**Goal:** Transcribe the full listing below exactly.

>>>

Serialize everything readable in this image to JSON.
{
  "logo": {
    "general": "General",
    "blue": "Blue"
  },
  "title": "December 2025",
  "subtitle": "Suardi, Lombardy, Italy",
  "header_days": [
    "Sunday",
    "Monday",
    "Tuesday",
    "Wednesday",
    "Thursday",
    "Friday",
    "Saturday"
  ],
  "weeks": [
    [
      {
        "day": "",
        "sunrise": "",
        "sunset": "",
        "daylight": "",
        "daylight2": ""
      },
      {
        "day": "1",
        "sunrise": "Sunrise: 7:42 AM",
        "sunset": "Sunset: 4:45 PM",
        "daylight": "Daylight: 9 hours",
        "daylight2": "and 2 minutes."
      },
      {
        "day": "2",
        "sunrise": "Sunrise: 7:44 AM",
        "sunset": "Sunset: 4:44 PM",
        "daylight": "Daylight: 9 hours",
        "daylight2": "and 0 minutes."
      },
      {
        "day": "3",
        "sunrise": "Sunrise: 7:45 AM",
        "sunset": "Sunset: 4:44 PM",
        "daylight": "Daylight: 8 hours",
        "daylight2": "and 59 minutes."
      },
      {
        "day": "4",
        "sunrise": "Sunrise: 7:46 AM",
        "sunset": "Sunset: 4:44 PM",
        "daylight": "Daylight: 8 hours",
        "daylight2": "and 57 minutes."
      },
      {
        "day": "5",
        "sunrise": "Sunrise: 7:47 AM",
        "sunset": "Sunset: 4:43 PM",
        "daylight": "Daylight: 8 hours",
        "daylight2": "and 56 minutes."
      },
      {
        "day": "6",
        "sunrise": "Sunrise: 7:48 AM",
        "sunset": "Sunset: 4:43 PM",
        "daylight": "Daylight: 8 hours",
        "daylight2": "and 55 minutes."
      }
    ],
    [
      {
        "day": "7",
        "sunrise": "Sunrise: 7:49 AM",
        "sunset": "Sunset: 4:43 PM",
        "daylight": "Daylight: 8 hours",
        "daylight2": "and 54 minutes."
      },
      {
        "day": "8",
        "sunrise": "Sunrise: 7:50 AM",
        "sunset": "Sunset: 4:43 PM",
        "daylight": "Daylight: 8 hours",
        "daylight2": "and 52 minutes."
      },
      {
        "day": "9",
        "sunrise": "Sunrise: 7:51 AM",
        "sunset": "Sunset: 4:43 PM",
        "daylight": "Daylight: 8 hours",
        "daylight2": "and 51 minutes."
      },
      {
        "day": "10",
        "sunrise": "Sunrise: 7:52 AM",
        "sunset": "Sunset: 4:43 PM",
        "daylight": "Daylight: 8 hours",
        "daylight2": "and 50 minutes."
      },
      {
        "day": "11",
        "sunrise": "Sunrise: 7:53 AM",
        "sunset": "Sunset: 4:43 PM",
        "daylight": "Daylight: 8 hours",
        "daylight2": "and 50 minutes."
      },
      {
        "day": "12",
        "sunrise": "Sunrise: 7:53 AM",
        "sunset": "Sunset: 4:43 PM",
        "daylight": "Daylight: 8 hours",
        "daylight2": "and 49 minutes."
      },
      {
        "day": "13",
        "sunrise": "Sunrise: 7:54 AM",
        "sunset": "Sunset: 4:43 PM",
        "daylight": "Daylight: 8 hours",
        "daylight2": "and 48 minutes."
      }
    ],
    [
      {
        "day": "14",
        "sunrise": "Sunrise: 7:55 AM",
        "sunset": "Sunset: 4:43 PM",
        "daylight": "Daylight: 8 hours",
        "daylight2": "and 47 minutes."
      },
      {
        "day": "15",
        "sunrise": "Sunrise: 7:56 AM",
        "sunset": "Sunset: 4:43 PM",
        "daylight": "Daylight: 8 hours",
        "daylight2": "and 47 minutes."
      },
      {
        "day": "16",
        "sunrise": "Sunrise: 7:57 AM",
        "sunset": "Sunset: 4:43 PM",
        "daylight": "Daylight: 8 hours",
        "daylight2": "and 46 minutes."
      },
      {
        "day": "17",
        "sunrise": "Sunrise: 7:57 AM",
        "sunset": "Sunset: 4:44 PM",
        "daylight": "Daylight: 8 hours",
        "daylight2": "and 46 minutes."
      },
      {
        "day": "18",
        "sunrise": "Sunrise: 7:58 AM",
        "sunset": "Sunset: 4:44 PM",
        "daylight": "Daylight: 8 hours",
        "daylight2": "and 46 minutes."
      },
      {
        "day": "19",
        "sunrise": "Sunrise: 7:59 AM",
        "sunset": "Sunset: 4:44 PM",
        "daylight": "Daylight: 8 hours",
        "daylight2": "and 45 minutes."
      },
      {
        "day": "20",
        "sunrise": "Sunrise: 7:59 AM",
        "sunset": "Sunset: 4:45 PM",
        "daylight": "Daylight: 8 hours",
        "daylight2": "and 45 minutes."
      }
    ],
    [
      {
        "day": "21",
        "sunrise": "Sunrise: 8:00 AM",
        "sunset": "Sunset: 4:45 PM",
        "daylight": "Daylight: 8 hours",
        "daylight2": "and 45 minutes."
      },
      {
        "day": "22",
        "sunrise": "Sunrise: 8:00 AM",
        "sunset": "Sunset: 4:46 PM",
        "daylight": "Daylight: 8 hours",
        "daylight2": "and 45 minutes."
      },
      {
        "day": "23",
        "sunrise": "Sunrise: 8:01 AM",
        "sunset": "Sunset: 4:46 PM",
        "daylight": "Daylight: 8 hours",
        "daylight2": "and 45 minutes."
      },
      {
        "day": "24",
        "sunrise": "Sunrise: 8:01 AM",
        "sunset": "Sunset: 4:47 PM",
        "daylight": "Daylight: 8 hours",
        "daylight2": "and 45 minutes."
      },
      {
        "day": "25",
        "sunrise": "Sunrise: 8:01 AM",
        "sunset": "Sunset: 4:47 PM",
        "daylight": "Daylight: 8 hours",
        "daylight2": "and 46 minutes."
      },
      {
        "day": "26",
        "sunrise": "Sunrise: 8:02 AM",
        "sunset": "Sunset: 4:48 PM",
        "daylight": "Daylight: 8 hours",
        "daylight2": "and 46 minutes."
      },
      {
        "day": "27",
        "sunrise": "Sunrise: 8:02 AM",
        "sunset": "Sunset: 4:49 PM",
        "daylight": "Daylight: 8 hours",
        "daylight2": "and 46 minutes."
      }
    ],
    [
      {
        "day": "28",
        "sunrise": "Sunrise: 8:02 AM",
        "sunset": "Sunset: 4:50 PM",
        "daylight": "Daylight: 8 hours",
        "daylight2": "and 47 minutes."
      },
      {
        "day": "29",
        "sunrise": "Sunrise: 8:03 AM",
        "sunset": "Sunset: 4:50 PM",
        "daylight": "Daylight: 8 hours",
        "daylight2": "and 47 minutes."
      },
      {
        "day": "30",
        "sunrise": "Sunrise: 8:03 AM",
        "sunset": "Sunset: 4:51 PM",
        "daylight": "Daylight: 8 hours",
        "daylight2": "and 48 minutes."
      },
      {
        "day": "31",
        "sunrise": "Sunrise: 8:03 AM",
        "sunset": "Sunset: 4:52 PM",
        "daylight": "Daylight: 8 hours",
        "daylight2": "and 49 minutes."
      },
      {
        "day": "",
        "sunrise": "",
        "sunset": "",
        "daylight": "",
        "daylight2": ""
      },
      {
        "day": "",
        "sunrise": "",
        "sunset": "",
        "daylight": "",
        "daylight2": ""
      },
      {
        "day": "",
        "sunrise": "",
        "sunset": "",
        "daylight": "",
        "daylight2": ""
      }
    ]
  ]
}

<<<

**Correct answer:**
Serialize everything readable in this image to JSON.
{
  "logo": {
    "general": "General",
    "blue": "Blue"
  },
  "title": "December 2025",
  "subtitle": "Suardi, Lombardy, Italy",
  "header_days": [
    "Sunday",
    "Monday",
    "Tuesday",
    "Wednesday",
    "Thursday",
    "Friday",
    "Saturday"
  ],
  "weeks": [
    [
      {
        "day": "",
        "sunrise": "",
        "sunset": "",
        "daylight": "",
        "daylight2": ""
      },
      {
        "day": "1",
        "sunrise": "Sunrise: 7:42 AM",
        "sunset": "Sunset: 4:45 PM",
        "daylight": "Daylight: 9 hours",
        "daylight2": "and 2 minutes."
      },
      {
        "day": "2",
        "sunrise": "Sunrise: 7:44 AM",
        "sunset": "Sunset: 4:44 PM",
        "daylight": "Daylight: 9 hours",
        "daylight2": "and 0 minutes."
      },
      {
        "day": "3",
        "sunrise": "Sunrise: 7:45 AM",
        "sunset": "Sunset: 4:44 PM",
        "daylight": "Daylight: 8 hours",
        "daylight2": "and 59 minutes."
      },
      {
        "day": "4",
        "sunrise": "Sunrise: 7:46 AM",
        "sunset": "Sunset: 4:44 PM",
        "daylight": "Daylight: 8 hours",
        "daylight2": "and 57 minutes."
      },
      {
        "day": "5",
        "sunrise": "Sunrise: 7:47 AM",
        "sunset": "Sunset: 4:43 PM",
        "daylight": "Daylight: 8 hours",
        "daylight2": "and 56 minutes."
      },
      {
        "day": "6",
        "sunrise": "Sunrise: 7:48 AM",
        "sunset": "Sunset: 4:43 PM",
        "daylight": "Daylight: 8 hours",
        "daylight2": "and 55 minutes."
      }
    ],
    [
      {
        "day": "7",
        "sunrise": "Sunrise: 7:49 AM",
        "sunset": "Sunset: 4:43 PM",
        "daylight": "Daylight: 8 hours",
        "daylight2": "and 54 minutes."
      },
      {
        "day": "8",
        "sunrise": "Sunrise: 7:50 AM",
        "sunset": "Sunset: 4:43 PM",
        "daylight": "Daylight: 8 hours",
        "daylight2": "and 52 minutes."
      },
      {
        "day": "9",
        "sunrise": "Sunrise: 7:51 AM",
        "sunset": "Sunset: 4:43 PM",
        "daylight": "Daylight: 8 hours",
        "daylight2": "and 51 minutes."
      },
      {
        "day": "10",
        "sunrise": "Sunrise: 7:52 AM",
        "sunset": "Sunset: 4:43 PM",
        "daylight": "Daylight: 8 hours",
        "daylight2": "and 50 minutes."
      },
      {
        "day": "11",
        "sunrise": "Sunrise: 7:53 AM",
        "sunset": "Sunset: 4:43 PM",
        "daylight": "Daylight: 8 hours",
        "daylight2": "and 50 minutes."
      },
      {
        "day": "12",
        "sunrise": "Sunrise: 7:53 AM",
        "sunset": "Sunset: 4:43 PM",
        "daylight": "Daylight: 8 hours",
        "daylight2": "and 49 minutes."
      },
      {
        "day": "13",
        "sunrise": "Sunrise: 7:54 AM",
        "sunset": "Sunset: 4:43 PM",
        "daylight": "Daylight: 8 hours",
        "daylight2": "and 48 minutes."
      }
    ],
    [
      {
        "day": "14",
        "sunrise": "Sunrise: 7:55 AM",
        "sunset": "Sunset: 4:43 PM",
        "daylight": "Daylight: 8 hours",
        "daylight2": "and 47 minutes."
      },
      {
        "day": "15",
        "sunrise": "Sunrise: 7:56 AM",
        "sunset": "Sunset: 4:43 PM",
        "daylight": "Daylight: 8 hours",
        "daylight2": "and 47 minutes."
      },
      {
        "day": "16",
        "sunrise": "Sunrise: 7:57 AM",
        "sunset": "Sunset: 4:43 PM",
        "daylight": "Daylight: 8 hours",
        "daylight2": "and 46 minutes."
      },
      {
        "day": "17",
        "sunrise": "Sunrise: 7:57 AM",
        "sunset": "Sunset: 4:44 PM",
        "daylight": "Daylight: 8 hours",
        "daylight2": "and 46 minutes."
      },
      {
        "day": "18",
        "sunrise": "Sunrise: 7:58 AM",
        "sunset": "Sunset: 4:44 PM",
        "daylight": "Daylight: 8 hours",
        "daylight2": "and 46 minutes."
      },
      {
        "day": "19",
        "sunrise": "Sunrise: 7:59 AM",
        "sunset": "Sunset: 4:44 PM",
        "daylight": "Daylight: 8 hours",
        "daylight2": "and 45 minutes."
      },
      {
        "day": "20",
        "sunrise": "Sunrise: 7:59 AM",
        "sunset": "Sunset: 4:45 PM",
        "daylight": "Daylight: 8 hours",
        "daylight2": "and 45 minutes."
      }
    ],
    [
      {
        "day": "21",
        "sunrise": "Sunrise: 8:00 AM",
        "sunset": "Sunset: 4:45 PM",
        "daylight": "Daylight: 8 hours",
        "daylight2": "and 45 minutes."
      },
      {
        "day": "22",
        "sunrise": "Sunrise: 8:00 AM",
        "sunset": "Sunset: 4:46 PM",
        "daylight": "Daylight: 8 hours",
        "daylight2": "and 45 minutes."
      },
      {
        "day": "23",
        "sunrise": "Sunrise: 8:01 AM",
        "sunset": "Sunset: 4:46 PM",
        "daylight": "Daylight: 8 hours",
        "daylight2": "and 45 minutes."
      },
      {
        "day": "24",
        "sunrise": "Sunrise: 8:01 AM",
        "sunset": "Sunset: 4:47 PM",
        "daylight": "Daylight: 8 hours",
        "daylight2": "and 45 minutes."
      },
      {
        "day": "25",
        "sunrise": "Sunrise: 8:01 AM",
        "sunset": "Sunset: 4:47 PM",
        "daylight": "Daylight: 8 hours",
        "daylight2": "and 46 minutes."
      },
      {
        "day": "26",
        "sunrise": "Sunrise: 8:02 AM",
        "sunset": "Sunset: 4:48 PM",
        "daylight": "Daylight: 8 hours",
        "daylight2": "and 46 minutes."
      },
      {
        "day": "27",
        "sunrise": "Sunrise: 8:02 AM",
        "sunset": "Sunset: 4:49 PM",
        "daylight": "Daylight: 8 hours",
        "daylight2": "and 46 minutes."
      }
    ],
    [
      {
        "day": "28",
        "sunrise": "Sunrise: 8:02 AM",
        "sunset": "Sunset: 4:50 PM",
        "daylight": "Daylight: 8 hours",
        "daylight2": "and 47 minutes."
      },
      {
        "day": "29",
        "sunrise": "Sunrise: 8:03 AM",
        "sunset": "Sunset: 4:50 PM",
        "daylight": "Daylight: 8 hours",
        "daylight2": "and 47 minutes."
      },
      {
        "day": "30",
        "sunrise": "Sunrise: 8:03 AM",
        "sunset": "Sunset: 4:51 PM",
        "daylight": "Daylight: 8 hours",
        "daylight2": "and 48 minutes."
      },
      {
        "day": "31",
        "sunrise": "Sunrise: 8:03 AM",
        "sunset": "Sunset: 4:52 PM",
        "daylight": "Daylight: 8 hours",
        "daylight2": "and 49 minutes."
      },
      {
        "day": "",
        "sunrise": "",
        "sunset": "",
        "daylight": "",
        "daylight2": ""
      },
      {
        "day": "",
        "sunrise": "",
        "sunset": "",
        "daylight": "",
        "daylight2": ""
      },
      {
        "day": "",
        "sunrise": "",
        "sunset": "",
        "daylight": "",
        "daylight2": ""
      }
    ]
  ]
}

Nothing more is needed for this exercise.